WORK TO BE COMPLETED -> Copy every line of the material below word for word.

··· DATA SHOWN

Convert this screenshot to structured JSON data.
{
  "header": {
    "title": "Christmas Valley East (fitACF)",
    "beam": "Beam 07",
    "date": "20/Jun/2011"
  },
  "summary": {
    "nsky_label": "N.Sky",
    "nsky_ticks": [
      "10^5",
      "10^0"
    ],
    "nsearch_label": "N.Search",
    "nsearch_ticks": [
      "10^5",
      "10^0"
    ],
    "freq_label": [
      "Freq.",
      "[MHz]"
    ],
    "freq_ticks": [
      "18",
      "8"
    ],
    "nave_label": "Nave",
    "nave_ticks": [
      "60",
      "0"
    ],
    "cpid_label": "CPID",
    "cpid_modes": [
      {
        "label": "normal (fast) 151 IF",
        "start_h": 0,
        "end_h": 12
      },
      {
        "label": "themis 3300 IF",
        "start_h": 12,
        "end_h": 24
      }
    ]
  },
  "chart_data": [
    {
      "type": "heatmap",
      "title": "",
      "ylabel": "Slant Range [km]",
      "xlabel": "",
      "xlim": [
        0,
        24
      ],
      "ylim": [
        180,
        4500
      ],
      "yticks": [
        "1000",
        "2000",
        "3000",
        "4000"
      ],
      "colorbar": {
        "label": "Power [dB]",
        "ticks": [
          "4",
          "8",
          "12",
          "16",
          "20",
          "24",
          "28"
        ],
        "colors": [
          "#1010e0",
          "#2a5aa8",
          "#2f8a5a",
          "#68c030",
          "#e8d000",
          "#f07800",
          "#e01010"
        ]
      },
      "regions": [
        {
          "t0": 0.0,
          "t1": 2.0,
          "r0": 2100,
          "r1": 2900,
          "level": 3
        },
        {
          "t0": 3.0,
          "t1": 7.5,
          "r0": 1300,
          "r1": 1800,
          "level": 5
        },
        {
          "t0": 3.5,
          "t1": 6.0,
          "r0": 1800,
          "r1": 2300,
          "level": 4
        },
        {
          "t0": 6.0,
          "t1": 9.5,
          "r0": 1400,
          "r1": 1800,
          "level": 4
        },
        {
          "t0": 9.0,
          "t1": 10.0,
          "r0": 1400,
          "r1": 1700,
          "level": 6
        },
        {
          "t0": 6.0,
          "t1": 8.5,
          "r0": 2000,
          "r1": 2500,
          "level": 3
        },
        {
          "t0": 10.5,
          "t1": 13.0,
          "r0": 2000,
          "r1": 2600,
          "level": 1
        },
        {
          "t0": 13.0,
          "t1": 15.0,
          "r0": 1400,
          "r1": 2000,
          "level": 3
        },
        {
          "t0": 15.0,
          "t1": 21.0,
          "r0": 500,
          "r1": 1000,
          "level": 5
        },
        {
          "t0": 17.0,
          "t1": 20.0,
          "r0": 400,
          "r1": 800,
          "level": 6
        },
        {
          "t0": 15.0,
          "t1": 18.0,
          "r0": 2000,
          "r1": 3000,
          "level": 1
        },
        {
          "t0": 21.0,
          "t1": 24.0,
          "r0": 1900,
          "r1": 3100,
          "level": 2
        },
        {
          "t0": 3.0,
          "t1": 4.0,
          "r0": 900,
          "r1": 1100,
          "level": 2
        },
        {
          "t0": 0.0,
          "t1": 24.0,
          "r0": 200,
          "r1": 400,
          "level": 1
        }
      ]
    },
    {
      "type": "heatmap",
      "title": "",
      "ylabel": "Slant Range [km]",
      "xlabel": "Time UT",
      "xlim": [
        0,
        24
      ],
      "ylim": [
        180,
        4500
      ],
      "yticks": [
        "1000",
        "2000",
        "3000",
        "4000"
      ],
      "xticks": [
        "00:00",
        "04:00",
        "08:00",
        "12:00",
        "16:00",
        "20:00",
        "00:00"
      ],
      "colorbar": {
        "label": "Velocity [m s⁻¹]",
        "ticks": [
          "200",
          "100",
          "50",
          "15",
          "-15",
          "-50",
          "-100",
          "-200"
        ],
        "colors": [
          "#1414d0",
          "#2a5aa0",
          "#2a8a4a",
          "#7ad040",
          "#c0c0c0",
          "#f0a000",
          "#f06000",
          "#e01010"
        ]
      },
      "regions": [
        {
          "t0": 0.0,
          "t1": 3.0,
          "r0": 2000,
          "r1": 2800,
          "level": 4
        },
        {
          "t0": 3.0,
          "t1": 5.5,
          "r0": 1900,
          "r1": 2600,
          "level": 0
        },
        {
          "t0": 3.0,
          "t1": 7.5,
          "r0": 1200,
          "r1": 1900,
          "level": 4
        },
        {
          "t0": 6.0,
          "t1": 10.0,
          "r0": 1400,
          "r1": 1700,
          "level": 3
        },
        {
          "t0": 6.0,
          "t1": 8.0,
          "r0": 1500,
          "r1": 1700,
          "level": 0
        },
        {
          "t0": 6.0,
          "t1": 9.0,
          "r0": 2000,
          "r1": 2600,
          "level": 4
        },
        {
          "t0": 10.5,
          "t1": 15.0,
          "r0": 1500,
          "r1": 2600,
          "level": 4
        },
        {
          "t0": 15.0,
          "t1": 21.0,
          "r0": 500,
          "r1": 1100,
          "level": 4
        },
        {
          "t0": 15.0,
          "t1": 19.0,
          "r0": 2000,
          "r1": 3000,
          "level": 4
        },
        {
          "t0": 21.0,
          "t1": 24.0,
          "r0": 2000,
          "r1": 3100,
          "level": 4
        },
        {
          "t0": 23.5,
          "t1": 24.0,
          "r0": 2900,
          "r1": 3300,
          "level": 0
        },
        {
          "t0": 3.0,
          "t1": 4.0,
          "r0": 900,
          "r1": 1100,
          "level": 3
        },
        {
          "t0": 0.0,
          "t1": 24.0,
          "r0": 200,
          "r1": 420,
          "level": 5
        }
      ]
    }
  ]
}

······

FULL ANSWER ->
Convert this screenshot to structured JSON data.
{
  "header": {
    "title": "Christmas Valley East (fitACF)",
    "beam": "Beam 07",
    "date": "20/Jun/2011"
  },
  "summary": {
    "nsky_label": "N.Sky",
    "nsky_ticks": [
      "10^5",
      "10^0"
    ],
    "nsearch_label": "N.Search",
    "nsearch_ticks": [
      "10^5",
      "10^0"
    ],
    "freq_label": [
      "Freq.",
      "[MHz]"
    ],
    "freq_ticks": [
      "18",
      "8"
    ],
    "nave_label": "Nave",
    "nave_ticks": [
      "60",
      "0"
    ],
    "cpid_label": "CPID",
    "cpid_modes": [
      {
        "label": "normal (fast) 151 IF",
        "start_h": 0,
        "end_h": 12
      },
      {
        "label": "themis 3300 IF",
        "start_h": 12,
        "end_h": 24
      }
    ]
  },
  "chart_data": [
    {
      "type": "heatmap",
      "title": "",
      "ylabel": "Slant Range [km]",
      "xlabel": "",
      "xlim": [
        0,
        24
      ],
      "ylim": [
        180,
        4500
      ],
      "yticks": [
        "1000",
        "2000",
        "3000",
        "4000"
      ],
      "colorbar": {
        "label": "Power [dB]",
        "ticks": [
          "4",
          "8",
          "12",
          "16",
          "20",
          "24",
          "28"
        ],
        "colors": [
          "#1010e0",
          "#2a5aa8",
          "#2f8a5a",
          "#68c030",
          "#e8d000",
          "#f07800",
          "#e01010"
        ]
      },
      "regions": [
        {
          "t0": 0.0,
          "t1": 2.0,
          "r0": 2100,
          "r1": 2900,
          "level": 3
        },
        {
          "t0": 3.0,
          "t1": 7.5,
          "r0": 1300,
          "r1": 1800,
          "level": 5
        },
        {
          "t0": 3.5,
          "t1": 6.0,
          "r0": 1800,
          "r1": 2300,
          "level": 4
        },
        {
          "t0": 6.0,
          "t1": 9.5,
          "r0": 1400,
          "r1": 1800,
          "level": 4
        },
        {
          "t0": 9.0,
          "t1": 10.0,
          "r0": 1400,
          "r1": 1700,
          "level": 6
        },
        {
          "t0": 6.0,
          "t1": 8.5,
          "r0": 2000,
          "r1": 2500,
          "level": 3
        },
        {
          "t0": 10.5,
          "t1": 13.0,
          "r0": 2000,
          "r1": 2600,
          "level": 1
        },
        {
          "t0": 13.0,
          "t1": 15.0,
          "r0": 1400,
          "r1": 2000,
          "level": 3
        },
        {
          "t0": 15.0,
          "t1": 21.0,
          "r0": 500,
          "r1": 1000,
          "level": 5
        },
        {
          "t0": 17.0,
          "t1": 20.0,
          "r0": 400,
          "r1": 800,
          "level": 6
        },
        {
          "t0": 15.0,
          "t1": 18.0,
          "r0": 2000,
          "r1": 3000,
          "level": 1
        },
        {
          "t0": 21.0,
          "t1": 24.0,
          "r0": 1900,
          "r1": 3100,
          "level": 2
        },
        {
          "t0": 3.0,
          "t1": 4.0,
          "r0": 900,
          "r1": 1100,
          "level": 2
        },
        {
          "t0": 0.0,
          "t1": 24.0,
          "r0": 200,
          "r1": 400,
          "level": 1
        }
      ]
    },
    {
      "type": "heatmap",
      "title": "",
      "ylabel": "Slant Range [km]",
      "xlabel": "Time UT",
      "xlim": [
        0,
        24
      ],
      "ylim": [
        180,
        4500
      ],
      "yticks": [
        "1000",
        "2000",
        "3000",
        "4000"
      ],
      "xticks": [
        "00:00",
        "04:00",
        "08:00",
        "12:00",
        "16:00",
        "20:00",
        "00:00"
      ],
      "colorbar": {
        "label": "Velocity [m s⁻¹]",
        "ticks": [
          "200",
          "100",
          "50",
          "15",
          "-15",
          "-50",
          "-100",
          "-200"
        ],
        "colors": [
          "#1414d0",
          "#2a5aa0",
          "#2a8a4a",
          "#7ad040",
          "#c0c0c0",
          "#f0a000",
          "#f06000",
          "#e01010"
        ]
      },
      "regions": [
        {
          "t0": 0.0,
          "t1": 3.0,
          "r0": 2000,
          "r1": 2800,
          "level": 4
        },
        {
          "t0": 3.0,
          "t1": 5.5,
          "r0": 1900,
          "r1": 2600,
          "level": 0
        },
        {
          "t0": 3.0,
          "t1": 7.5,
          "r0": 1200,
          "r1": 1900,
          "level": 4
        },
        {
          "t0": 6.0,
          "t1": 10.0,
          "r0": 1400,
          "r1": 1700,
          "level": 3
        },
        {
          "t0": 6.0,
          "t1": 8.0,
          "r0": 1500,
          "r1": 1700,
          "level": 0
        },
        {
          "t0": 6.0,
          "t1": 9.0,
          "r0": 2000,
          "r1": 2600,
          "level": 4
        },
        {
          "t0": 10.5,
          "t1": 15.0,
          "r0": 1500,
          "r1": 2600,
          "level": 4
        },
        {
          "t0": 15.0,
          "t1": 21.0,
          "r0": 500,
          "r1": 1100,
          "level": 4
        },
        {
          "t0": 15.0,
          "t1": 19.0,
          "r0": 2000,
          "r1": 3000,
          "level": 4
        },
        {
          "t0": 21.0,
          "t1": 24.0,
          "r0": 2000,
          "r1": 3100,
          "level": 4
        },
        {
          "t0": 23.5,
          "t1": 24.0,
          "r0": 2900,
          "r1": 3300,
          "level": 0
        },
        {
          "t0": 3.0,
          "t1": 4.0,
          "r0": 900,
          "r1": 1100,
          "level": 3
        },
        {
          "t0": 0.0,
          "t1": 24.0,
          "r0": 200,
          "r1": 420,
          "level": 5
        }
      ]
    }
  ]
}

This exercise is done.